INSTRUCTION =
Read the records and gather each line that includes "text".

-- START OF PROVIDED DATA --

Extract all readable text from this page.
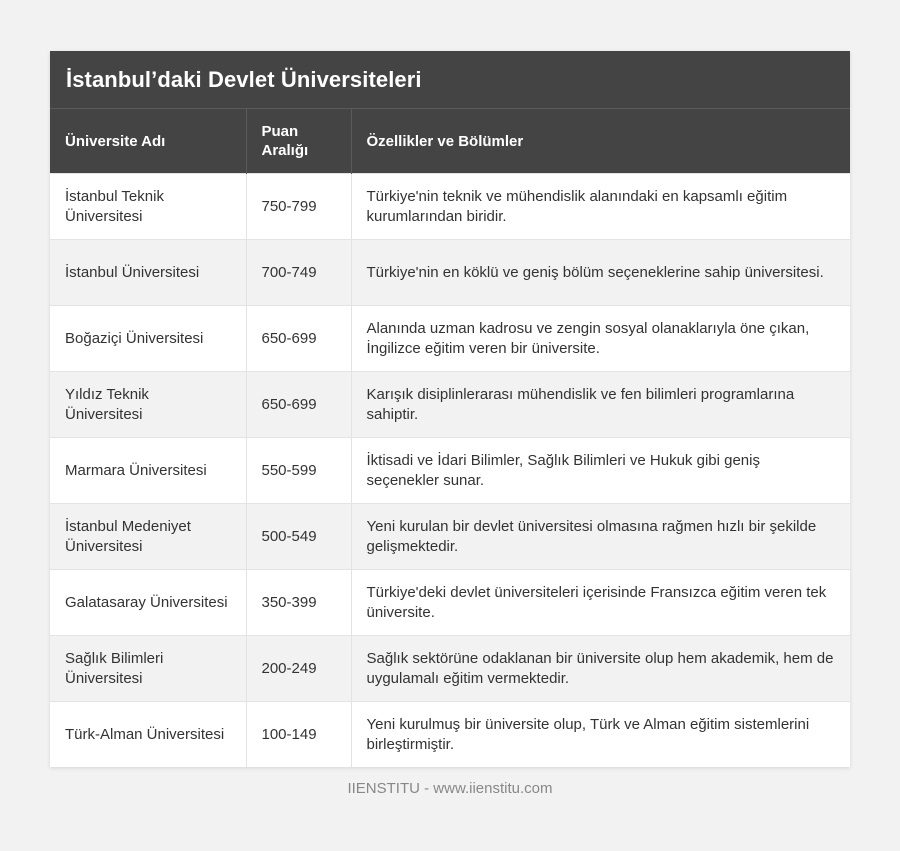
İstanbul’daki Devlet Üniversiteleri
Üniversite Adı	Puan Aralığı	Özellikler ve Bölümler
İstanbul Teknik Üniversitesi	750-799	Türkiye'nin teknik ve mühendislik alanındaki en kapsamlı eğitim kurumlarından biridir.
İstanbul Üniversitesi	700-749	Türkiye'nin en köklü ve geniş bölüm seçeneklerine sahip üniversitesi.
Boğaziçi Üniversitesi	650-699	Alanında uzman kadrosu ve zengin sosyal olanaklarıyla öne çıkan, İngilizce eğitim veren bir üniversite.
Yıldız Teknik Üniversitesi	650-699	Karışık disiplinlerarası mühendislik ve fen bilimleri programlarına sahiptir.
Marmara Üniversitesi	550-599	İktisadi ve İdari Bilimler, Sağlık Bilimleri ve Hukuk gibi geniş seçenekler sunar.
İstanbul Medeniyet Üniversitesi	500-549	Yeni kurulan bir devlet üniversitesi olmasına rağmen hızlı bir şekilde gelişmektedir.
Galatasaray Üniversitesi	350-399	Türkiye'deki devlet üniversiteleri içerisinde Fransızca eğitim veren tek üniversite.
Sağlık Bilimleri Üniversitesi	200-249	Sağlık sektörüne odaklanan bir üniversite olup hem akademik, hem de uygulamalı eğitim vermektedir.
Türk-Alman Üniversitesi	100-149	Yeni kurulmuş bir üniversite olup, Türk ve Alman eğitim sistemlerini birleştirmiştir.
IIENSTITU - www.iienstitu.com
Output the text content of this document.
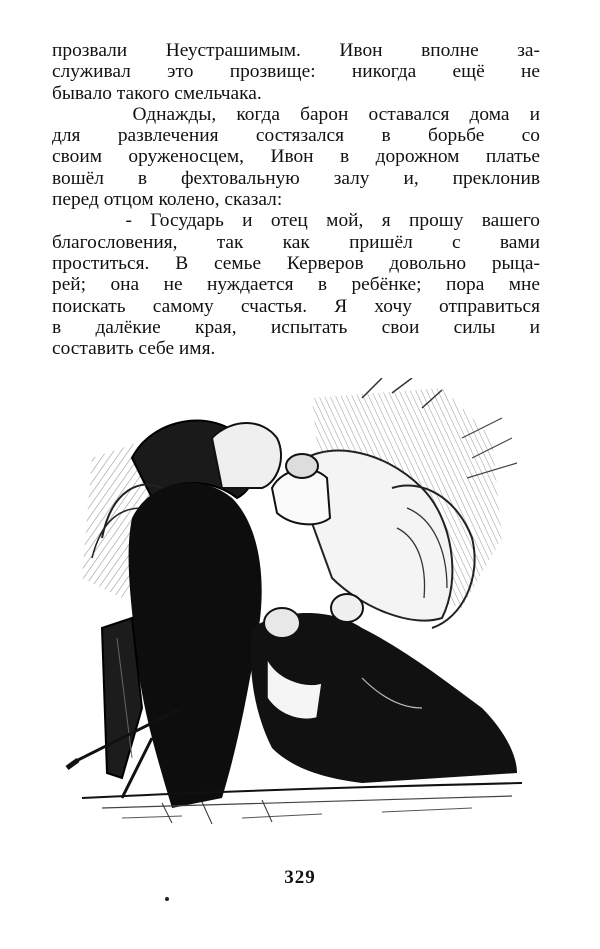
прозвали Неустрашимым. Ивон вполне за-
служивал это прозвище: никогда ещё не
бывало такого смельчака.
Однажды, когда барон оставался дома и
для развлечения состязался в борьбе со
своим оруженосцем, Ивон в дорожном платье
вошёл в фехтовальную залу и, преклонив
перед отцом колено, сказал:
- Государь и отец мой, я прошу вашего
благословения, так как пришёл с вами
проститься. В семье Керверов довольно рыца-
рей; она не нуждается в ребёнке; пора мне
поискать самому счастья. Я хочу отправиться
в далёкие края, испытать свои силы и
составить себе имя.
329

-- END OF PROVIDED DATA --

FINAL RESULT =
Extract all readable text from this page.
Output the text content of this document.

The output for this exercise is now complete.